**Задания для работы**
**1.** Перепишите часть отрывка о тюремной голодовке от «Само собой разумеется, что» до «поэтому совершенно безопасен.», переименовав «уговорщики» в «увещеватели».
**2.** Напишите продолжение отрывка о тюремной голодовке, начиная сразу после его последнего предложения.

**Предоставленный отрывок**
.....

В изнеможении опускаюсь на рельсу. Сейчас она мне кажется пуховой подушкой!

Не знаю, достаточно ли ясно для читателя, что в этой борьбе не должно было быть промаха или неточности: ведь если надзиратель заподозрил бы что-нибудь неладное, то устроил бы обыск с неизбежным обнаружением заготовленных ранее запасов, что квалифицировалось бы как обман начальства. Страшен был не столько карцер, сколько потеря возможности объявить голодовку. Я крепко надеялся на это оружие, оно было мое

единственное, и потерять его означало бы потерять надежду, волю к борьбе и желание бороться.

Тогда оставалось бы только самоубийство.

Само собой разумеется, что уговорщики выполняли своё дело только формально. Обычно я стоял у стены, они жались к полузакрытой двери. Потупив голову, я молчал, а они грубо разыгрывали комедию задушевных уговоров. Нас разделял стол с роскошной приманкой, и не меня, а ее сторожили не спуская глаз: поэтому-то и остались незамеченными мои оттопыренные щёки. Отговорили положенное по заранее заученной шпаргалке — и конец: выскользнут боком за дверь, закроют на ключ, и я свободен до следующего обхода дежурного офицера или врача. А начальник тюрьмы так вообще не соизволял войти в камеру и вещал благие истины издали, через порог, и был поэтому совершенно безопасен.

.....

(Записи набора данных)
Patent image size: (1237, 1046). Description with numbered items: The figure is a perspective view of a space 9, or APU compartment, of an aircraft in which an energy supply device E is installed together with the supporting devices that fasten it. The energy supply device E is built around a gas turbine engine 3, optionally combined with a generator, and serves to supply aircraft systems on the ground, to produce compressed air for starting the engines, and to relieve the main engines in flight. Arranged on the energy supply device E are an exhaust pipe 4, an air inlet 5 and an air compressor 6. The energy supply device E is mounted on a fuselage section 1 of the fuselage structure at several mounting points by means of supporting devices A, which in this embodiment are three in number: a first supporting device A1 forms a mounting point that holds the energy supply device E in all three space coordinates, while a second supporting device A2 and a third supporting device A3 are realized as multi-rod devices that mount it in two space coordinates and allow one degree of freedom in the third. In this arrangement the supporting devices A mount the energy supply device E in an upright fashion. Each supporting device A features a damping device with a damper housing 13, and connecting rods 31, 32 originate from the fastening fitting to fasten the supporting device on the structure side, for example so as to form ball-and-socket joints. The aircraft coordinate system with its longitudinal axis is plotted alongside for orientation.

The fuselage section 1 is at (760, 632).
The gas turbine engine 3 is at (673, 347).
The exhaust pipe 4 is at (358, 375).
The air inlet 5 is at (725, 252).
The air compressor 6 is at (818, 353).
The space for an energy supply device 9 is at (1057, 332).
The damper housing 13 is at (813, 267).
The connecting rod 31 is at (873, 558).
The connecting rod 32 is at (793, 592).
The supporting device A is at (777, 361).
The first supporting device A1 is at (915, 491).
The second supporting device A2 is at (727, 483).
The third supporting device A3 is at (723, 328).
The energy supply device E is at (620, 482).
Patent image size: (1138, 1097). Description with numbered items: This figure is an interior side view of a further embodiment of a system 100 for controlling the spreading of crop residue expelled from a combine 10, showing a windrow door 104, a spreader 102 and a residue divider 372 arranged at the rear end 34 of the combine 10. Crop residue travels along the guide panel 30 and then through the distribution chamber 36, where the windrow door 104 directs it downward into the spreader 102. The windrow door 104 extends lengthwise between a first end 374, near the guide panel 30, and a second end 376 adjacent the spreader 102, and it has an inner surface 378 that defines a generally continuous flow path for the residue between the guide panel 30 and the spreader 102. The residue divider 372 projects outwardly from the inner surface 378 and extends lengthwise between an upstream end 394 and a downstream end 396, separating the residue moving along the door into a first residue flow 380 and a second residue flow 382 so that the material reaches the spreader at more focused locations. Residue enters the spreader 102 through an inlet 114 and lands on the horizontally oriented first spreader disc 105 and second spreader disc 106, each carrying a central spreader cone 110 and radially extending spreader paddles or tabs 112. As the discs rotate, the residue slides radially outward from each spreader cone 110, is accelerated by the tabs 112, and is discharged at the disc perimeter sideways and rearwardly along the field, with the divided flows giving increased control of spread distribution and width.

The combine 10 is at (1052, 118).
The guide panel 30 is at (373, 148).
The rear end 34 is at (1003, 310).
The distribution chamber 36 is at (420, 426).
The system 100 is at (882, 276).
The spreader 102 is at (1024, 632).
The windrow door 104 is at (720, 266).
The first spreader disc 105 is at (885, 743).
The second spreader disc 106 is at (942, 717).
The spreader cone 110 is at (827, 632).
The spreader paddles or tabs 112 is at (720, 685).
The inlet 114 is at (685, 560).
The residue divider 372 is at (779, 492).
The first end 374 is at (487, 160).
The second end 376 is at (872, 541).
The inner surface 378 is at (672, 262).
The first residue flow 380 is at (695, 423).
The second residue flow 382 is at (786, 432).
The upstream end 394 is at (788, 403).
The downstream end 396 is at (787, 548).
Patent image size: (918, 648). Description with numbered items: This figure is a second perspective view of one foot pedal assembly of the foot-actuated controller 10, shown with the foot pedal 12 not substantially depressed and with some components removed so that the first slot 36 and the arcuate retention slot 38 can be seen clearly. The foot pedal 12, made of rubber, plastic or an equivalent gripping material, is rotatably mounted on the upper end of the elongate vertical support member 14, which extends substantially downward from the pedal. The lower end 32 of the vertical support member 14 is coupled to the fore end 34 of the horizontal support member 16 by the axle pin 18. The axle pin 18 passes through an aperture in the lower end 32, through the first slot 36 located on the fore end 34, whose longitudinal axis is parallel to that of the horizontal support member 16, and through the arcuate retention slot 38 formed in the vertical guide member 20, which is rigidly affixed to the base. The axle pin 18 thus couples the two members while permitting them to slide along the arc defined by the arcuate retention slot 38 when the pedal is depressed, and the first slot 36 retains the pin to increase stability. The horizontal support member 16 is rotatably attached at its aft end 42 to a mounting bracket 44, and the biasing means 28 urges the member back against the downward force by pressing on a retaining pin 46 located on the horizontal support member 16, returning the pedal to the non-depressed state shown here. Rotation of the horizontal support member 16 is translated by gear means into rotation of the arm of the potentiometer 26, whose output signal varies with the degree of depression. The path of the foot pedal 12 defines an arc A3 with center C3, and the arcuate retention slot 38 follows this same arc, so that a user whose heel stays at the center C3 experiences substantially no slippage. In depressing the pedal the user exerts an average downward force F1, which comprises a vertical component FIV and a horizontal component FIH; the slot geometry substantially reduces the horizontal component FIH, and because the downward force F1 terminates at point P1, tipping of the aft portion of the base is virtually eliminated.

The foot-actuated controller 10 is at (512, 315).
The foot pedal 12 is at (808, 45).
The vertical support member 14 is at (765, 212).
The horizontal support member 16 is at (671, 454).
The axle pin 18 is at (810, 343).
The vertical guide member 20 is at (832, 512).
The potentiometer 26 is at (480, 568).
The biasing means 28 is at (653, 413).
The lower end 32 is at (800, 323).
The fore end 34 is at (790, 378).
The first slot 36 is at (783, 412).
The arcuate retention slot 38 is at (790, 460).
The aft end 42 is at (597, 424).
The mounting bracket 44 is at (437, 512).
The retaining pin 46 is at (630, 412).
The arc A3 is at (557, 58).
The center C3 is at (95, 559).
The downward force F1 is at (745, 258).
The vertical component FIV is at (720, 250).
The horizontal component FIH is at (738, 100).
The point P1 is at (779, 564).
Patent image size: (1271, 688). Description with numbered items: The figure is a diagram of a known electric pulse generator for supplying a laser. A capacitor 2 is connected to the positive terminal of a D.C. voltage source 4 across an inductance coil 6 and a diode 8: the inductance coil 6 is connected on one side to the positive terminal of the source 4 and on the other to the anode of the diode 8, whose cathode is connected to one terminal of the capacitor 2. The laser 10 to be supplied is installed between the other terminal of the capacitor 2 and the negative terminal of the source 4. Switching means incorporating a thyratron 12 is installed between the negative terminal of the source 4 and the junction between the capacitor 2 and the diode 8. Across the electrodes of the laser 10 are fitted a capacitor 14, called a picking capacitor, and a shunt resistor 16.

.....

**Ожидаемые ответы**
**1.**
Само собой разумеется, что увещеватели выполняли своё дело только формально. Обычно я стоял у стены, они жались к полузакрытой двери. Потупив голову, я молчал, а они грубо разыгрывали комедию задушевных уговоров. Нас разделял стол с роскошной приманкой, и не меня, а ее сторожили не спуская глаз: поэтому-то и остались незамеченными мои оттопыренные щёки. Отговорили положенное по заранее заученной шпаргалке — и конец: выскользнут боком за дверь, закроют на ключ, и я свободен до следующего обхода дежурного офицера или врача. А начальник тюрьмы так вообще не соизволял войти в камеру и вещал благие истины издали, через порог, и был поэтому совершенно безопасен.

**2.**
Но однажды в камеру вкатился толстенький румяный лейтенантик, как видно, только что приступивший к работе и ещё полный желания все выполнять, как говорится, на все сто. Он сразу сел на рельсу и начал говорить, смотря мне в лицо с расстояния полуметра. Я стоял в своей обычной позе — спиной к стене, с наклоненной головой. Закончив трафаретные фразы, симпатичный парень в порядке перевыполнения задания пустился в разговор от «себя»:

— Что это вы так опустили голову? Почему молчите? А? Ну скажите хоть слово! Поднимите же голову, заключённый! Говорю, поднимите голову и посмотрите на меня! Поговорим о вашей семье. У вас есть дети?

Я молчал, потому что рот у меня был набит сахаром и хлебом.

— Ах, как вы себя мучаете, как мучаете — пятый день ни крошки в рот не взяли! Бедняга! И зачем вы это делаете? Зачем?

Он заглянул мне в лицо. Щёки у меня торчали буграми от окаменевшего хлеба, который я проглотить не мог.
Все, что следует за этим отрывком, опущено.